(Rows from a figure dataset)
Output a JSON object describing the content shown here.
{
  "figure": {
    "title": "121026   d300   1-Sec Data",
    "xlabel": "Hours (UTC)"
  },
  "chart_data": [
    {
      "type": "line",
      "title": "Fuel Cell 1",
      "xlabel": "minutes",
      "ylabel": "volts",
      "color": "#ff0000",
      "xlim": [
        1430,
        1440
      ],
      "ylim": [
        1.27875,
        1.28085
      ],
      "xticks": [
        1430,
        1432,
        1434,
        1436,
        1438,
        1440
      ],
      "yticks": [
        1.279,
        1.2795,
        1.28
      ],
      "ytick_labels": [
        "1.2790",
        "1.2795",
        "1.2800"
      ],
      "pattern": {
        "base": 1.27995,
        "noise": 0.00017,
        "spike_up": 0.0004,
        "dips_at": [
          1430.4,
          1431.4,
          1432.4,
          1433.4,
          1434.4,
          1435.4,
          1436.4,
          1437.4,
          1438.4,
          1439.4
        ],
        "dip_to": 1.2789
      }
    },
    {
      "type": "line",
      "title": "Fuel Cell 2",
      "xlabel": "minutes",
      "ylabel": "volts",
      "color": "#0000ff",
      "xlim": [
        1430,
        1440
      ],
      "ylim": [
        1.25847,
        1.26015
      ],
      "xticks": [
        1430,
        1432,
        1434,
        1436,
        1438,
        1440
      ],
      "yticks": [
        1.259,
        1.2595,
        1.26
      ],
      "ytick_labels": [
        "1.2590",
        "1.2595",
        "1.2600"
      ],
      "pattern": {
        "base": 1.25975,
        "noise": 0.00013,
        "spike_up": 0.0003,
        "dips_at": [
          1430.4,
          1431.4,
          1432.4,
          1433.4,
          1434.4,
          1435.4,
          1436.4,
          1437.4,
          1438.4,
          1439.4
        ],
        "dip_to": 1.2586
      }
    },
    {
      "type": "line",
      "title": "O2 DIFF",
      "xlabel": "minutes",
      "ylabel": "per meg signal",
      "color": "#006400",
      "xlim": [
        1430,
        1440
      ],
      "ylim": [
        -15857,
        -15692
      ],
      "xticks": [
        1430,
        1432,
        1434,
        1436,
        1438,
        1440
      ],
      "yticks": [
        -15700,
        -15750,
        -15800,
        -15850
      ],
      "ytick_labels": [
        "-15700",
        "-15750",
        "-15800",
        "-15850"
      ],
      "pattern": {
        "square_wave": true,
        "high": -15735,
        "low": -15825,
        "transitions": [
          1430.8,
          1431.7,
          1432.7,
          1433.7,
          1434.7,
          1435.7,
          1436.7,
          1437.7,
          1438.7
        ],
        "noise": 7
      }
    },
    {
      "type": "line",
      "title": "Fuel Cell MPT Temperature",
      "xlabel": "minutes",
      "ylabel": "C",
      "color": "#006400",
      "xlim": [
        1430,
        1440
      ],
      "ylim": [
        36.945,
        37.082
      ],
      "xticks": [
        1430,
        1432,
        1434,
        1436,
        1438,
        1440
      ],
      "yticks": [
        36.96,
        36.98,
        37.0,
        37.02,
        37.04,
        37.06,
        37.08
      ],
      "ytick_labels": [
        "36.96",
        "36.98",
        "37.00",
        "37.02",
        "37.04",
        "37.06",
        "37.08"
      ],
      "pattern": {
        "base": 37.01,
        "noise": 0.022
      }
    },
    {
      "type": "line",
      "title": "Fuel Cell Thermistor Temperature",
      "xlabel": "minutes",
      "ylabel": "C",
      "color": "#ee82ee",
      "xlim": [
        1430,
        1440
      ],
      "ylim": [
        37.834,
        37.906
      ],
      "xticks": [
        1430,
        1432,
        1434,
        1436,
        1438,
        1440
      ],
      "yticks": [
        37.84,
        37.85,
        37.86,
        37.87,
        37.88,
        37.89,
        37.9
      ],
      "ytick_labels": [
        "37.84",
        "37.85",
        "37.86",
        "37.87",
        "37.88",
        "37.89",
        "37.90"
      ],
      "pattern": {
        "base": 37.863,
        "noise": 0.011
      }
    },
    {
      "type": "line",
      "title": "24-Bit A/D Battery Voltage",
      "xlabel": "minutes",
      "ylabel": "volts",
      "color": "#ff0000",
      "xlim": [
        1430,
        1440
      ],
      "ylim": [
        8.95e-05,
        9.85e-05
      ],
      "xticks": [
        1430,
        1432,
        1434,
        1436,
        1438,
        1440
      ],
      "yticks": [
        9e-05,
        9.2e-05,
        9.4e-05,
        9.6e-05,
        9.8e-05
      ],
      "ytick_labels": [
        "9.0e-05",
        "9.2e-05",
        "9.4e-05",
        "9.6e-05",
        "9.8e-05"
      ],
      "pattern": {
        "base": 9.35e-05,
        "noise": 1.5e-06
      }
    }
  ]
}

- **WRITTEN TASK**
Copy all the lines, exactly.

- **ANSWER TO THE EXERCISE**
Output a JSON object describing the content shown here.
{
  "figure": {
    "title": "121026   d300   1-Sec Data",
    "xlabel": "Hours (UTC)"
  },
  "chart_data": [
    {
      "type": "line",
      "title": "Fuel Cell 1",
      "xlabel": "minutes",
      "ylabel": "volts",
      "color": "#ff0000",
      "xlim": [
        1430,
        1440
      ],
      "ylim": [
        1.27875,
        1.28085
      ],
      "xticks": [
        1430,
        1432,
        1434,
        1436,
        1438,
        1440
      ],
      "yticks": [
        1.279,
        1.2795,
        1.28
      ],
      "ytick_labels": [
        "1.2790",
        "1.2795",
        "1.2800"
      ],
      "pattern": {
        "base": 1.27995,
        "noise": 0.00017,
        "spike_up": 0.0004,
        "dips_at": [
          1430.4,
          1431.4,
          1432.4,
          1433.4,
          1434.4,
          1435.4,
          1436.4,
          1437.4,
          1438.4,
          1439.4
        ],
        "dip_to": 1.2789
      }
    },
    {
      "type": "line",
      "title": "Fuel Cell 2",
      "xlabel": "minutes",
      "ylabel": "volts",
      "color": "#0000ff",
      "xlim": [
        1430,
        1440
      ],
      "ylim": [
        1.25847,
        1.26015
      ],
      "xticks": [
        1430,
        1432,
        1434,
        1436,
        1438,
        1440
      ],
      "yticks": [
        1.259,
        1.2595,
        1.26
      ],
      "ytick_labels": [
        "1.2590",
        "1.2595",
        "1.2600"
      ],
      "pattern": {
        "base": 1.25975,
        "noise": 0.00013,
        "spike_up": 0.0003,
        "dips_at": [
          1430.4,
          1431.4,
          1432.4,
          1433.4,
          1434.4,
          1435.4,
          1436.4,
          1437.4,
          1438.4,
          1439.4
        ],
        "dip_to": 1.2586
      }
    },
    {
      "type": "line",
      "title": "O2 DIFF",
      "xlabel": "minutes",
      "ylabel": "per meg signal",
      "color": "#006400",
      "xlim": [
        1430,
        1440
      ],
      "ylim": [
        -15857,
        -15692
      ],
      "xticks": [
        1430,
        1432,
        1434,
        1436,
        1438,
        1440
      ],
      "yticks": [
        -15700,
        -15750,
        -15800,
        -15850
      ],
      "ytick_labels": [
        "-15700",
        "-15750",
        "-15800",
        "-15850"
      ],
      "pattern": {
        "square_wave": true,
        "high": -15735,
        "low": -15825,
        "transitions": [
          1430.8,
          1431.7,
          1432.7,
          1433.7,
          1434.7,
          1435.7,
          1436.7,
          1437.7,
          1438.7
        ],
        "noise": 7
      }
    },
    {
      "type": "line",
      "title": "Fuel Cell MPT Temperature",
      "xlabel": "minutes",
      "ylabel": "C",
      "color": "#006400",
      "xlim": [
        1430,
        1440
      ],
      "ylim": [
        36.945,
        37.082
      ],
      "xticks": [
        1430,
        1432,
        1434,
        1436,
        1438,
        1440
      ],
      "yticks": [
        36.96,
        36.98,
        37.0,
        37.02,
        37.04,
        37.06,
        37.08
      ],
      "ytick_labels": [
        "36.96",
        "36.98",
        "37.00",
        "37.02",
        "37.04",
        "37.06",
        "37.08"
      ],
      "pattern": {
        "base": 37.01,
        "noise": 0.022
      }
    },
    {
      "type": "line",
      "title": "Fuel Cell Thermistor Temperature",
      "xlabel": "minutes",
      "ylabel": "C",
      "color": "#ee82ee",
      "xlim": [
        1430,
        1440
      ],
      "ylim": [
        37.834,
        37.906
      ],
      "xticks": [
        1430,
        1432,
        1434,
        1436,
        1438,
        1440
      ],
      "yticks": [
        37.84,
        37.85,
        37.86,
        37.87,
        37.88,
        37.89,
        37.9
      ],
      "ytick_labels": [
        "37.84",
        "37.85",
        "37.86",
        "37.87",
        "37.88",
        "37.89",
        "37.90"
      ],
      "pattern": {
        "base": 37.863,
        "noise": 0.011
      }
    },
    {
      "type": "line",
      "title": "24-Bit A/D Battery Voltage",
      "xlabel": "minutes",
      "ylabel": "volts",
      "color": "#ff0000",
      "xlim": [
        1430,
        1440
      ],
      "ylim": [
        8.95e-05,
        9.85e-05
      ],
      "xticks": [
        1430,
        1432,
        1434,
        1436,
        1438,
        1440
      ],
      "yticks": [
        9e-05,
        9.2e-05,
        9.4e-05,
        9.6e-05,
        9.8e-05
      ],
      "ytick_labels": [
        "9.0e-05",
        "9.2e-05",
        "9.4e-05",
        "9.6e-05",
        "9.8e-05"
      ],
      "pattern": {
        "base": 9.35e-05,
        "noise": 1.5e-06
      }
    }
  ]
}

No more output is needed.